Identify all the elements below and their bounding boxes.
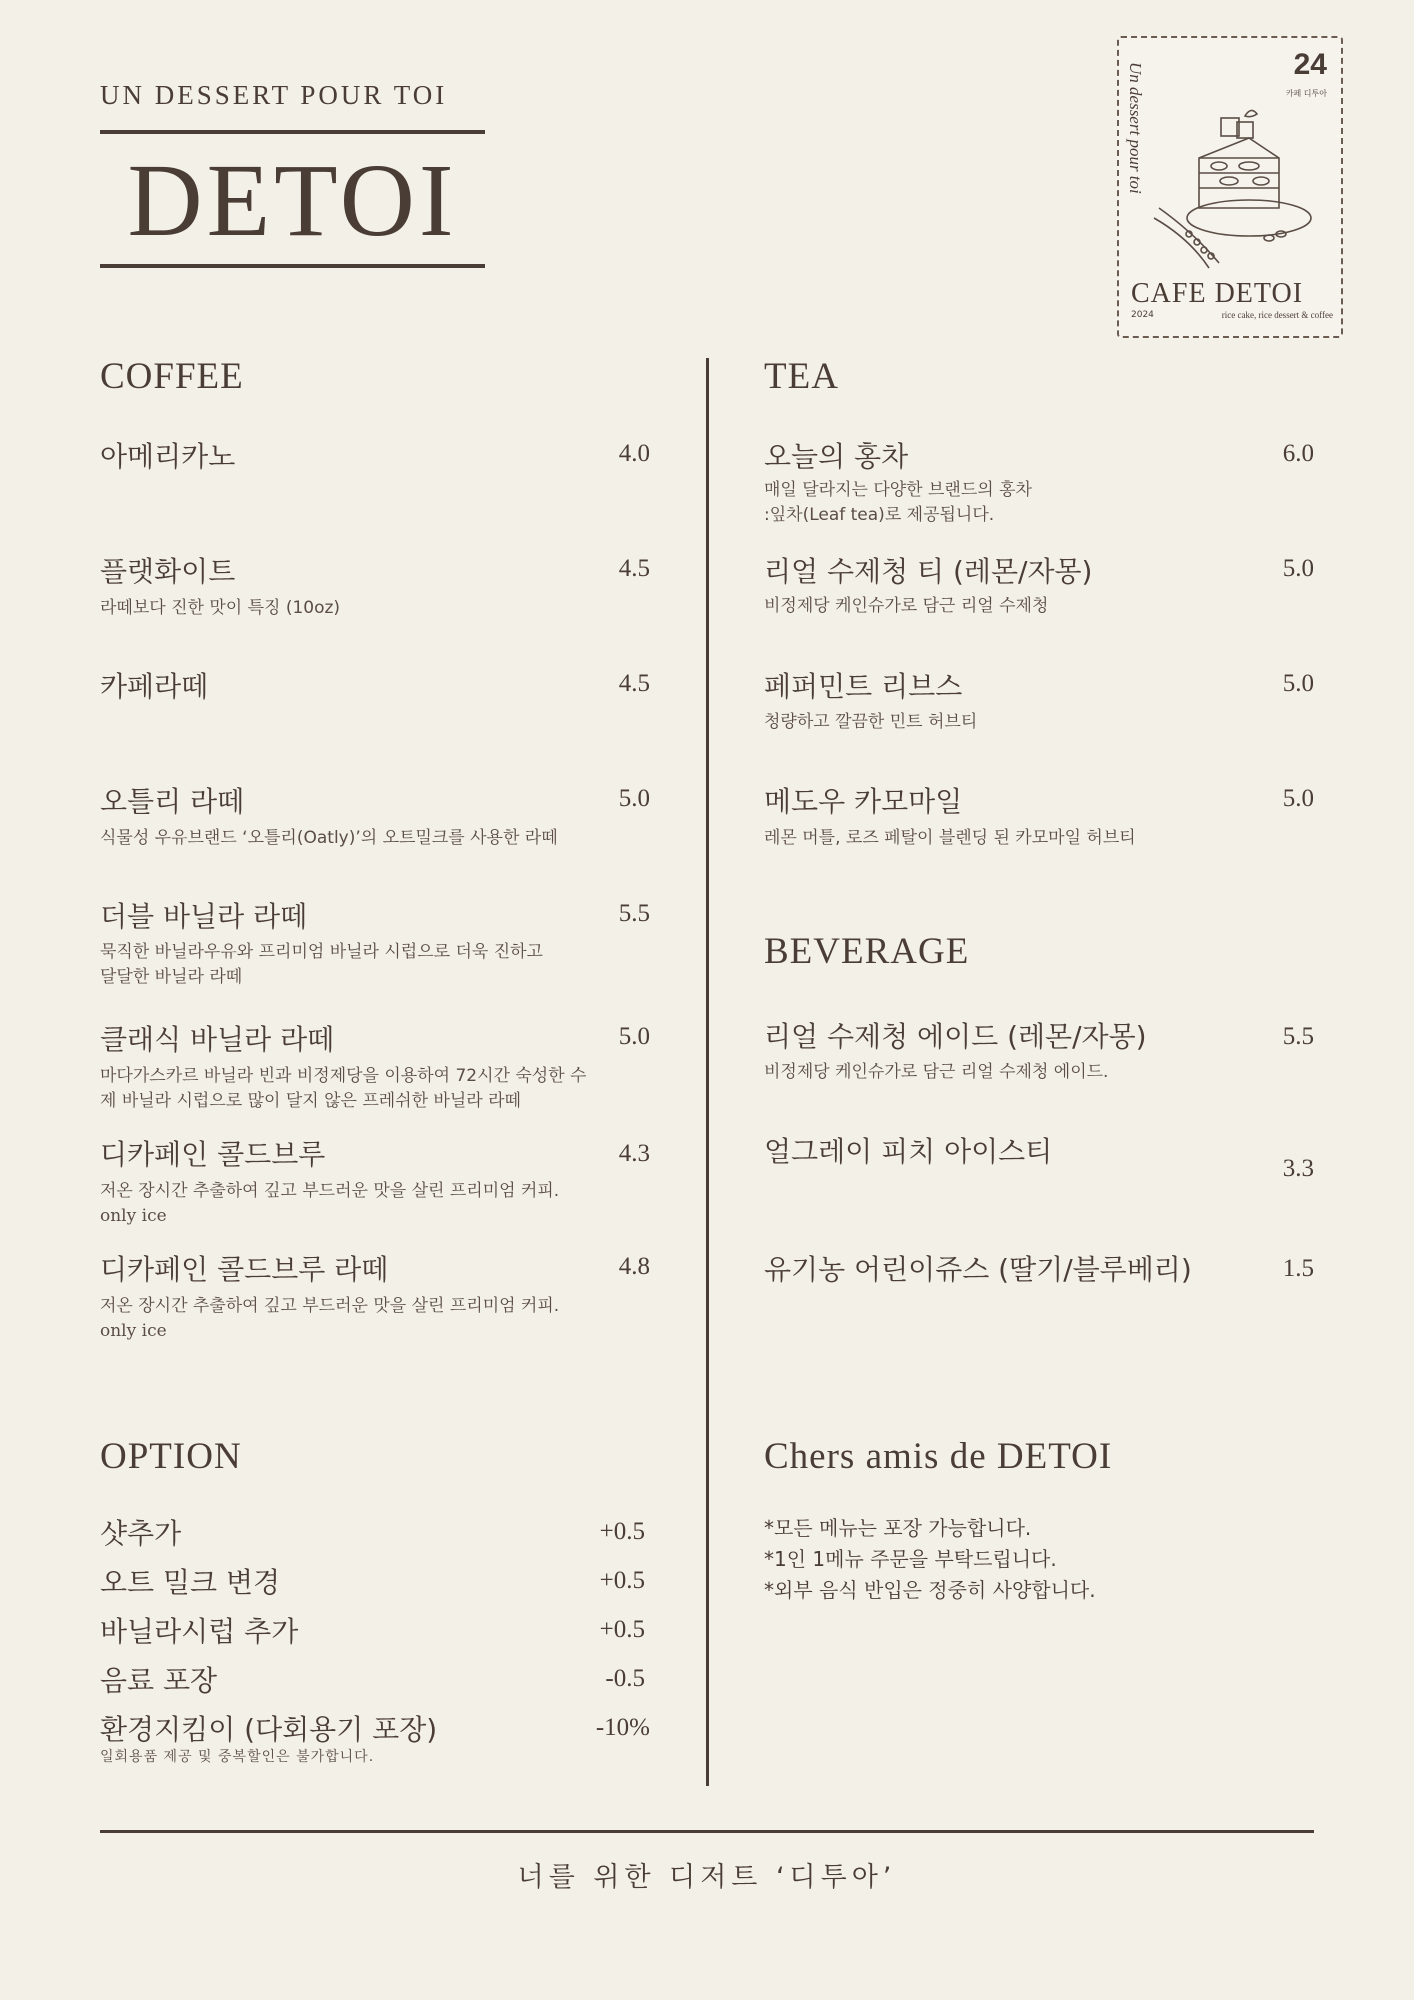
menu-item-name: 메도우 카모마일: [764, 785, 963, 818]
menu-item-name: 플랫화이트: [100, 555, 236, 588]
menu-item-desc-line2: only ice: [100, 1206, 167, 1226]
menu-item-desc: 저온 장시간 추출하여 깊고 부드러운 맛을 살린 프리미엄 커피.: [100, 1181, 560, 1201]
menu-item-price: 6.0: [1282, 440, 1314, 467]
menu-item-name: 아메리카노: [100, 440, 236, 473]
menu-item-desc: 식물성 우유브랜드 ‘오틀리(Oatly)’의 오트밀크를 사용한 라떼: [100, 828, 558, 848]
option-item-name: 환경지킴이 (다회용기 포장): [100, 1713, 438, 1746]
menu-item-name: 유기농 어린이쥬스 (딸기/블루베리): [764, 1253, 1192, 1286]
footer-rule: [100, 1830, 1314, 1833]
section-title-coffee: COFFEE: [100, 356, 244, 397]
option-item-name: 음료 포장: [100, 1664, 218, 1697]
option-footnote: 일회용품 제공 및 중복할인은 불가합니다.: [100, 1749, 375, 1765]
cake-illustration-icon: [1149, 98, 1319, 273]
section-title-option: OPTION: [100, 1436, 242, 1477]
menu-item-name: 리얼 수제청 에이드 (레몬/자몽): [764, 1020, 1147, 1053]
option-item-price: +0.5: [599, 1567, 645, 1594]
menu-item-name: 클래식 바닐라 라떼: [100, 1023, 335, 1056]
notice-line: *모든 메뉴는 포장 가능합니다.: [764, 1516, 1032, 1540]
notice-line: *1인 1메뉴 주문을 부탁드립니다.: [764, 1547, 1057, 1571]
option-item-price: +0.5: [599, 1616, 645, 1643]
menu-item-price: 4.5: [618, 670, 650, 697]
notice-line: *외부 음식 반입은 정중히 사양합니다.: [764, 1578, 1096, 1602]
menu-item-desc: 청량하고 깔끔한 민트 허브티: [764, 712, 978, 732]
menu-item-name: 카페라떼: [100, 670, 209, 703]
menu-item-desc: 저온 장시간 추출하여 깊고 부드러운 맛을 살린 프리미엄 커피.: [100, 1296, 560, 1316]
option-item-price: +0.5: [599, 1518, 645, 1545]
stamp-vertical-text: Un dessert pour toi: [1126, 62, 1145, 194]
menu-item-price: 5.0: [1282, 670, 1314, 697]
stamp-number: 24: [1293, 48, 1327, 81]
option-item-price: -0.5: [605, 1665, 645, 1692]
logo: DETOI: [127, 143, 458, 258]
option-item-name: 오트 밀크 변경: [100, 1566, 281, 1599]
menu-item-price: 4.8: [618, 1253, 650, 1280]
logo-rule-bottom: [100, 264, 485, 268]
option-item-price: -10%: [595, 1714, 650, 1741]
menu-item-name: 얼그레이 피치 아이스티: [764, 1135, 1053, 1168]
menu-item-name: 더블 바닐라 라떼: [100, 900, 308, 933]
menu-item-desc-line2: :잎차(Leaf tea)로 제공됩니다.: [764, 505, 995, 525]
menu-item-price: 5.5: [1282, 1023, 1314, 1050]
menu-item-name: 오늘의 홍차: [764, 440, 909, 473]
tagline: UN DESSERT POUR TOI: [100, 80, 448, 110]
logo-rule-top: [100, 130, 485, 134]
menu-item-price: 5.0: [1282, 555, 1314, 582]
menu-item-desc: 묵직한 바닐라우유와 프리미엄 바닐라 시럽으로 더욱 진하고: [100, 942, 543, 962]
menu-item-desc-line2: only ice: [100, 1321, 167, 1341]
menu-item-desc-line2: 달달한 바닐라 라떼: [100, 967, 243, 987]
menu-item-name: 오틀리 라떼: [100, 785, 245, 818]
stamp-number-sub: 카페 디투아: [1285, 89, 1327, 98]
menu-item-price: 4.5: [618, 555, 650, 582]
section-title-beverage: BEVERAGE: [764, 931, 970, 972]
menu-item-desc: 비정제당 케인슈가로 담근 리얼 수제청 에이드.: [764, 1062, 1109, 1082]
menu-item-name: 페퍼민트 리브스: [764, 670, 963, 703]
stamp-name: CAFE DETOI: [1131, 278, 1304, 309]
option-item-name: 바닐라시럽 추가: [100, 1615, 299, 1648]
section-title-tea: TEA: [764, 356, 839, 397]
menu-item-desc: 라떼보다 진한 맛이 특징 (10oz): [100, 598, 341, 618]
menu-item-desc: 마다가스카르 바닐라 빈과 비정제당을 이용하여 72시간 숙성한 수: [100, 1066, 587, 1086]
menu-item-name: 디카페인 콜드브루: [100, 1138, 326, 1171]
column-divider: [706, 358, 709, 1786]
menu-item-desc-line2: 제 바닐라 시럽으로 많이 달지 않은 프레쉬한 바닐라 라떼: [100, 1091, 521, 1111]
option-item-name: 샷추가: [100, 1517, 182, 1550]
menu-item-price: 4.3: [618, 1140, 650, 1167]
menu-item-name: 리얼 수제청 티 (레몬/자몽): [764, 555, 1093, 588]
footer-slogan: 너를 위한 디저트 ‘디투아’: [517, 1862, 897, 1893]
menu-item-price: 5.0: [618, 1023, 650, 1050]
menu-item-price: 5.0: [1282, 785, 1314, 812]
menu-item-price: 1.5: [1282, 1255, 1314, 1282]
stamp-year: 2024: [1131, 310, 1154, 320]
menu-item-price: 3.3: [1282, 1155, 1314, 1182]
menu-item-price: 5.0: [618, 785, 650, 812]
menu-item-price: 5.5: [618, 900, 650, 927]
menu-item-price: 4.0: [618, 440, 650, 467]
stamp-tagline: rice cake, rice dessert & coffee: [1221, 310, 1333, 320]
menu-item-name: 디카페인 콜드브루 라떼: [100, 1253, 389, 1286]
cafe-stamp: [1117, 36, 1343, 338]
menu-item-desc: 레몬 머틀, 로즈 페탈이 블렌딩 된 카모마일 허브티: [764, 828, 1136, 848]
menu-item-desc: 비정제당 케인슈가로 담근 리얼 수제청: [764, 596, 1049, 616]
section-title-notice: Chers amis de DETOI: [764, 1436, 1113, 1477]
menu-item-desc: 매일 달라지는 다양한 브랜드의 홍차: [764, 480, 1032, 500]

^^^^^^^^

*DO THIS*.
Extract every line of the records above without changing a single character, and leave the pictures out of your answer.

*EXERCISE RESULT*.
Identify all the elements below and their bounding boxes.
menu-item-name: 메도우 카모마일: [764, 785, 963, 818]
menu-item-name: 플랫화이트: [100, 555, 236, 588]
menu-item-desc-line2: only ice: [100, 1206, 167, 1226]
menu-item-desc: 저온 장시간 추출하여 깊고 부드러운 맛을 살린 프리미엄 커피.: [100, 1181, 560, 1201]
menu-item-price: 6.0: [1282, 440, 1314, 467]
menu-item-name: 아메리카노: [100, 440, 236, 473]
menu-item-desc: 식물성 우유브랜드 ‘오틀리(Oatly)’의 오트밀크를 사용한 라떼: [100, 828, 558, 848]
option-item-name: 환경지킴이 (다회용기 포장): [100, 1713, 438, 1746]
menu-item-name: 유기농 어린이쥬스 (딸기/블루베리): [764, 1253, 1192, 1286]
footer-rule: [100, 1830, 1314, 1833]
section-title-coffee: COFFEE: [100, 356, 244, 397]
option-item-name: 음료 포장: [100, 1664, 218, 1697]
option-footnote: 일회용품 제공 및 중복할인은 불가합니다.: [100, 1749, 375, 1765]
cake-illustration-icon: [1149, 98, 1319, 273]
section-title-option: OPTION: [100, 1436, 242, 1477]
menu-item-name: 리얼 수제청 에이드 (레몬/자몽): [764, 1020, 1147, 1053]
option-item-price: +0.5: [599, 1567, 645, 1594]
menu-item-name: 클래식 바닐라 라떼: [100, 1023, 335, 1056]
notice-line: *모든 메뉴는 포장 가능합니다.: [764, 1516, 1032, 1540]
notice-line: *1인 1메뉴 주문을 부탁드립니다.: [764, 1547, 1057, 1571]
option-item-price: +0.5: [599, 1616, 645, 1643]
menu-item-price: 4.5: [618, 670, 650, 697]
notice-line: *외부 음식 반입은 정중히 사양합니다.: [764, 1578, 1096, 1602]
menu-item-desc: 청량하고 깔끔한 민트 허브티: [764, 712, 978, 732]
menu-item-name: 카페라떼: [100, 670, 209, 703]
menu-item-desc: 저온 장시간 추출하여 깊고 부드러운 맛을 살린 프리미엄 커피.: [100, 1296, 560, 1316]
option-item-price: +0.5: [599, 1518, 645, 1545]
stamp-vertical-text: Un dessert pour toi: [1126, 62, 1145, 194]
menu-item-price: 5.0: [1282, 670, 1314, 697]
stamp-number: 24: [1293, 48, 1327, 81]
option-item-price: -0.5: [605, 1665, 645, 1692]
logo: DETOI: [127, 143, 458, 258]
option-item-name: 오트 밀크 변경: [100, 1566, 281, 1599]
menu-item-price: 4.8: [618, 1253, 650, 1280]
logo-rule-bottom: [100, 264, 485, 268]
option-item-price: -10%: [595, 1714, 650, 1741]
menu-item-name: 얼그레이 피치 아이스티: [764, 1135, 1053, 1168]
menu-item-name: 더블 바닐라 라떼: [100, 900, 308, 933]
menu-item-desc-line2: :잎차(Leaf tea)로 제공됩니다.: [764, 505, 995, 525]
menu-item-price: 5.5: [1282, 1023, 1314, 1050]
menu-item-name: 오늘의 홍차: [764, 440, 909, 473]
tagline: UN DESSERT POUR TOI: [100, 80, 448, 110]
logo-rule-top: [100, 130, 485, 134]
menu-item-price: 5.0: [1282, 555, 1314, 582]
menu-item-desc: 묵직한 바닐라우유와 프리미엄 바닐라 시럽으로 더욱 진하고: [100, 942, 543, 962]
menu-item-desc-line2: only ice: [100, 1321, 167, 1341]
menu-item-desc-line2: 달달한 바닐라 라떼: [100, 967, 243, 987]
menu-item-name: 오틀리 라떼: [100, 785, 245, 818]
stamp-number-sub: 카페 디투아: [1285, 89, 1327, 98]
menu-item-price: 4.5: [618, 555, 650, 582]
section-title-beverage: BEVERAGE: [764, 931, 970, 972]
menu-item-desc: 비정제당 케인슈가로 담근 리얼 수제청 에이드.: [764, 1062, 1109, 1082]
menu-item-name: 페퍼민트 리브스: [764, 670, 963, 703]
stamp-name: CAFE DETOI: [1131, 278, 1304, 309]
option-item-name: 바닐라시럽 추가: [100, 1615, 299, 1648]
section-title-tea: TEA: [764, 356, 839, 397]
menu-item-desc: 라떼보다 진한 맛이 특징 (10oz): [100, 598, 341, 618]
menu-item-desc: 마다가스카르 바닐라 빈과 비정제당을 이용하여 72시간 숙성한 수: [100, 1066, 587, 1086]
menu-item-name: 디카페인 콜드브루: [100, 1138, 326, 1171]
column-divider: [706, 358, 709, 1786]
menu-item-desc-line2: 제 바닐라 시럽으로 많이 달지 않은 프레쉬한 바닐라 라떼: [100, 1091, 521, 1111]
option-item-name: 샷추가: [100, 1517, 182, 1550]
menu-item-price: 4.3: [618, 1140, 650, 1167]
menu-item-name: 리얼 수제청 티 (레몬/자몽): [764, 555, 1093, 588]
footer-slogan: 너를 위한 디저트 ‘디투아’: [517, 1862, 897, 1893]
menu-item-price: 5.0: [618, 1023, 650, 1050]
menu-item-price: 5.0: [1282, 785, 1314, 812]
menu-item-price: 1.5: [1282, 1255, 1314, 1282]
stamp-year: 2024: [1131, 310, 1154, 320]
menu-item-price: 3.3: [1282, 1155, 1314, 1182]
menu-item-price: 5.0: [618, 785, 650, 812]
menu-item-price: 5.5: [618, 900, 650, 927]
menu-item-price: 4.0: [618, 440, 650, 467]
stamp-tagline: rice cake, rice dessert & coffee: [1221, 310, 1333, 320]
menu-item-name: 디카페인 콜드브루 라떼: [100, 1253, 389, 1286]
cafe-stamp: [1117, 36, 1343, 338]
menu-item-desc: 레몬 머틀, 로즈 페탈이 블렌딩 된 카모마일 허브티: [764, 828, 1136, 848]
menu-item-desc: 비정제당 케인슈가로 담근 리얼 수제청: [764, 596, 1049, 616]
section-title-notice: Chers amis de DETOI: [764, 1436, 1113, 1477]
menu-item-desc: 매일 달라지는 다양한 브랜드의 홍차: [764, 480, 1032, 500]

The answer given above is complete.